# START OF Dataset records
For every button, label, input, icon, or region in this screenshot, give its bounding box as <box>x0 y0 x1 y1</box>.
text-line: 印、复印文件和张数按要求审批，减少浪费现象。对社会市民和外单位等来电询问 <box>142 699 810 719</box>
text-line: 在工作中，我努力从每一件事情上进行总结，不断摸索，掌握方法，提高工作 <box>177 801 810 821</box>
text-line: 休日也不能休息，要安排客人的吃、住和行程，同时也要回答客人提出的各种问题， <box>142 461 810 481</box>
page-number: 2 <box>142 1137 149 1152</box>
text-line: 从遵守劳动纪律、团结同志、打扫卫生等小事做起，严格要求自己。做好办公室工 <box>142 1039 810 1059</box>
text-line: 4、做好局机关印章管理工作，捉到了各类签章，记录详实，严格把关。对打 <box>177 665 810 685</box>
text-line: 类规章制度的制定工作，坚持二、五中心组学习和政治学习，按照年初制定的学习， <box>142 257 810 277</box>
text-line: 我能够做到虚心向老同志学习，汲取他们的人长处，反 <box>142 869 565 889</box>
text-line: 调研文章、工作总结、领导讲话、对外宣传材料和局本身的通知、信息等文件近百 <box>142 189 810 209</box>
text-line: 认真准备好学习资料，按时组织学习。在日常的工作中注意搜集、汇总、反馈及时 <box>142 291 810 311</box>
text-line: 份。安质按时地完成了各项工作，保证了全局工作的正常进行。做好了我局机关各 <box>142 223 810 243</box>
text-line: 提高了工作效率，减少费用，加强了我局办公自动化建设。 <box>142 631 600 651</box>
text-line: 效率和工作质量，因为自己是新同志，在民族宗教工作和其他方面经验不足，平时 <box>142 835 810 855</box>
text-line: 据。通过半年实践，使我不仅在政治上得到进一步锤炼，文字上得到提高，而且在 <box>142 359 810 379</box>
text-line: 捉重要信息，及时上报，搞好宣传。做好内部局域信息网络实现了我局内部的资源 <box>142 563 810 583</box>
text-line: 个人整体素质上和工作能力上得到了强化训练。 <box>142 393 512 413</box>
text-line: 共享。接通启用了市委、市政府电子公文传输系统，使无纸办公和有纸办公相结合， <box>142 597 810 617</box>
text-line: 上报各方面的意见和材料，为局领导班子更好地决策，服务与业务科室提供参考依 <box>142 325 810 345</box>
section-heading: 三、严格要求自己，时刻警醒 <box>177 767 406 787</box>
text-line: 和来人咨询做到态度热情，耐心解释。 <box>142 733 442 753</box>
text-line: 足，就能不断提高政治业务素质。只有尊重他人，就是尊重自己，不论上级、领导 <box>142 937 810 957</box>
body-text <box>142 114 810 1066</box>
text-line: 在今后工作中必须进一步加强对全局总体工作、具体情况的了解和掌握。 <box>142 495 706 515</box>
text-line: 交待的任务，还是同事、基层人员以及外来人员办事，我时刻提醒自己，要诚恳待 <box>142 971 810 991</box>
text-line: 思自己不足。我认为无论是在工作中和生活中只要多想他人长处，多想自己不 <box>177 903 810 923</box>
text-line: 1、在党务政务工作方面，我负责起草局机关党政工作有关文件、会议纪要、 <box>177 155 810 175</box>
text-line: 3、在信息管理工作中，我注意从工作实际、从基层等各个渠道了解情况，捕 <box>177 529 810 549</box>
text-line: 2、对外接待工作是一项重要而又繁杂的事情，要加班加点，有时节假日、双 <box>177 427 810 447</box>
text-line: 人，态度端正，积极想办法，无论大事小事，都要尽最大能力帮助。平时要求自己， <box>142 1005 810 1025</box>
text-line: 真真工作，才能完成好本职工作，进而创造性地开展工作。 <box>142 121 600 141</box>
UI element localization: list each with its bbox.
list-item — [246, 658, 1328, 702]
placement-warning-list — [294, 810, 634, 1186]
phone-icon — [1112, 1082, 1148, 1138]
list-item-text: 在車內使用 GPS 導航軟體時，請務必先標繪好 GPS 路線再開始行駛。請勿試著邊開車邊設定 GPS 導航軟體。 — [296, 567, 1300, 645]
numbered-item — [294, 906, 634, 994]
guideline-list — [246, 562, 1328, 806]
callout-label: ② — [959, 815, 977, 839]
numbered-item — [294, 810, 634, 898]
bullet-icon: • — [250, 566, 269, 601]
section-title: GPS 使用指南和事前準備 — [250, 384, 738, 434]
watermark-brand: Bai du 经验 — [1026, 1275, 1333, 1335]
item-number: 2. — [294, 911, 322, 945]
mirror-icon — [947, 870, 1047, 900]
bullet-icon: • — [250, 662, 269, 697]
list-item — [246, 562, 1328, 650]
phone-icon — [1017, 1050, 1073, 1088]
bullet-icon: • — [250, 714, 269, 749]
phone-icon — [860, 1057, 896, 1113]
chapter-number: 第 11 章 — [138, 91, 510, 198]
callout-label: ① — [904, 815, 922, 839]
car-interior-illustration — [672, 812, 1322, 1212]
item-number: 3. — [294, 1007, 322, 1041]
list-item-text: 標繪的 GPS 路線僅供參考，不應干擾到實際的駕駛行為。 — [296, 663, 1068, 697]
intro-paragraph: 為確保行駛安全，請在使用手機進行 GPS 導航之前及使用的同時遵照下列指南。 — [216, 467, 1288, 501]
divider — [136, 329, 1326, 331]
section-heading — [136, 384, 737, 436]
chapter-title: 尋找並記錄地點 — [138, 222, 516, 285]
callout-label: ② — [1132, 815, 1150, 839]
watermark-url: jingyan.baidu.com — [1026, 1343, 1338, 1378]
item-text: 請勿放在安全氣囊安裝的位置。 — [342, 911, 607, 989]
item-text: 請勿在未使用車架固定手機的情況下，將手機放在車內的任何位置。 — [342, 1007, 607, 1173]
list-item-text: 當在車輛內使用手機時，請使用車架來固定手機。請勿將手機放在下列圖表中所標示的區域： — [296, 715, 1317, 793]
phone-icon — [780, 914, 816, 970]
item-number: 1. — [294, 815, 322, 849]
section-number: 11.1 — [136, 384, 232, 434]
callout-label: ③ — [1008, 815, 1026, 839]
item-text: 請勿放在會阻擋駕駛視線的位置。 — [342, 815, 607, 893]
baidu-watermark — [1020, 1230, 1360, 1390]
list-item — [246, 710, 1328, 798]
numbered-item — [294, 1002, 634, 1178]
# END OF Dataset records
■ To do ■
Copy all of the records above line for line, changing nothing.

■ The completed task ■
For every button, label, input, icon, or region in this screenshot, give its bounding box as <box>x0 y0 x1 y1</box>.
text-line: 印、复印文件和张数按要求审批，减少浪费现象。对社会市民和外单位等来电询问 <box>142 699 810 719</box>
text-line: 在工作中，我努力从每一件事情上进行总结，不断摸索，掌握方法，提高工作 <box>177 801 810 821</box>
text-line: 休日也不能休息，要安排客人的吃、住和行程，同时也要回答客人提出的各种问题， <box>142 461 810 481</box>
page-number: 2 <box>142 1137 149 1152</box>
text-line: 从遵守劳动纪律、团结同志、打扫卫生等小事做起，严格要求自己。做好办公室工 <box>142 1039 810 1059</box>
text-line: 4、做好局机关印章管理工作，捉到了各类签章，记录详实，严格把关。对打 <box>177 665 810 685</box>
text-line: 类规章制度的制定工作，坚持二、五中心组学习和政治学习，按照年初制定的学习， <box>142 257 810 277</box>
text-line: 我能够做到虚心向老同志学习，汲取他们的人长处，反 <box>142 869 565 889</box>
text-line: 调研文章、工作总结、领导讲话、对外宣传材料和局本身的通知、信息等文件近百 <box>142 189 810 209</box>
text-line: 认真准备好学习资料，按时组织学习。在日常的工作中注意搜集、汇总、反馈及时 <box>142 291 810 311</box>
text-line: 份。安质按时地完成了各项工作，保证了全局工作的正常进行。做好了我局机关各 <box>142 223 810 243</box>
text-line: 提高了工作效率，减少费用，加强了我局办公自动化建设。 <box>142 631 600 651</box>
text-line: 效率和工作质量，因为自己是新同志，在民族宗教工作和其他方面经验不足，平时 <box>142 835 810 855</box>
text-line: 据。通过半年实践，使我不仅在政治上得到进一步锤炼，文字上得到提高，而且在 <box>142 359 810 379</box>
text-line: 捉重要信息，及时上报，搞好宣传。做好内部局域信息网络实现了我局内部的资源 <box>142 563 810 583</box>
text-line: 个人整体素质上和工作能力上得到了强化训练。 <box>142 393 512 413</box>
text-line: 共享。接通启用了市委、市政府电子公文传输系统，使无纸办公和有纸办公相结合， <box>142 597 810 617</box>
text-line: 上报各方面的意见和材料，为局领导班子更好地决策，服务与业务科室提供参考依 <box>142 325 810 345</box>
section-heading: 三、严格要求自己，时刻警醒 <box>177 767 406 787</box>
text-line: 和来人咨询做到态度热情，耐心解释。 <box>142 733 442 753</box>
text-line: 足，就能不断提高政治业务素质。只有尊重他人，就是尊重自己，不论上级、领导 <box>142 937 810 957</box>
body-text <box>142 114 810 1066</box>
text-line: 在今后工作中必须进一步加强对全局总体工作、具体情况的了解和掌握。 <box>142 495 706 515</box>
text-line: 交待的任务，还是同事、基层人员以及外来人员办事，我时刻提醒自己，要诚恳待 <box>142 971 810 991</box>
text-line: 思自己不足。我认为无论是在工作中和生活中只要多想他人长处，多想自己不 <box>177 903 810 923</box>
text-line: 1、在党务政务工作方面，我负责起草局机关党政工作有关文件、会议纪要、 <box>177 155 810 175</box>
text-line: 3、在信息管理工作中，我注意从工作实际、从基层等各个渠道了解情况，捕 <box>177 529 810 549</box>
text-line: 2、对外接待工作是一项重要而又繁杂的事情，要加班加点，有时节假日、双 <box>177 427 810 447</box>
text-line: 人，态度端正，积极想办法，无论大事小事，都要尽最大能力帮助。平时要求自己， <box>142 1005 810 1025</box>
text-line: 真真工作，才能完成好本职工作，进而创造性地开展工作。 <box>142 121 600 141</box>
UI element localization: list each with its bbox.
list-item — [246, 658, 1328, 702]
placement-warning-list — [294, 810, 634, 1186]
phone-icon — [1112, 1082, 1148, 1138]
list-item-text: 在車內使用 GPS 導航軟體時，請務必先標繪好 GPS 路線再開始行駛。請勿試著邊開車邊設定 GPS 導航軟體。 — [296, 567, 1300, 645]
numbered-item — [294, 906, 634, 994]
guideline-list — [246, 562, 1328, 806]
callout-label: ② — [959, 815, 977, 839]
numbered-item — [294, 810, 634, 898]
bullet-icon: • — [250, 566, 269, 601]
section-title: GPS 使用指南和事前準備 — [250, 384, 738, 434]
watermark-brand: Bai du 经验 — [1026, 1275, 1333, 1335]
item-number: 2. — [294, 911, 322, 945]
mirror-icon — [947, 870, 1047, 900]
bullet-icon: • — [250, 662, 269, 697]
list-item — [246, 562, 1328, 650]
phone-icon — [1017, 1050, 1073, 1088]
bullet-icon: • — [250, 714, 269, 749]
phone-icon — [860, 1057, 896, 1113]
chapter-number: 第 11 章 — [138, 91, 510, 198]
callout-label: ① — [904, 815, 922, 839]
car-interior-illustration — [672, 812, 1322, 1212]
item-number: 3. — [294, 1007, 322, 1041]
list-item-text: 標繪的 GPS 路線僅供參考，不應干擾到實際的駕駛行為。 — [296, 663, 1068, 697]
intro-paragraph: 為確保行駛安全，請在使用手機進行 GPS 導航之前及使用的同時遵照下列指南。 — [216, 467, 1288, 501]
divider — [136, 329, 1326, 331]
section-heading — [136, 384, 737, 436]
chapter-title: 尋找並記錄地點 — [138, 222, 516, 285]
callout-label: ② — [1132, 815, 1150, 839]
watermark-url: jingyan.baidu.com — [1026, 1343, 1338, 1378]
item-text: 請勿放在安全氣囊安裝的位置。 — [342, 911, 607, 989]
item-text: 請勿在未使用車架固定手機的情況下，將手機放在車內的任何位置。 — [342, 1007, 607, 1173]
list-item-text: 當在車輛內使用手機時，請使用車架來固定手機。請勿將手機放在下列圖表中所標示的區域： — [296, 715, 1317, 793]
phone-icon — [780, 914, 816, 970]
item-number: 1. — [294, 815, 322, 849]
section-number: 11.1 — [136, 384, 232, 434]
callout-label: ③ — [1008, 815, 1026, 839]
item-text: 請勿放在會阻擋駕駛視線的位置。 — [342, 815, 607, 893]
baidu-watermark — [1020, 1230, 1360, 1390]
list-item — [246, 710, 1328, 798]
numbered-item — [294, 1002, 634, 1178]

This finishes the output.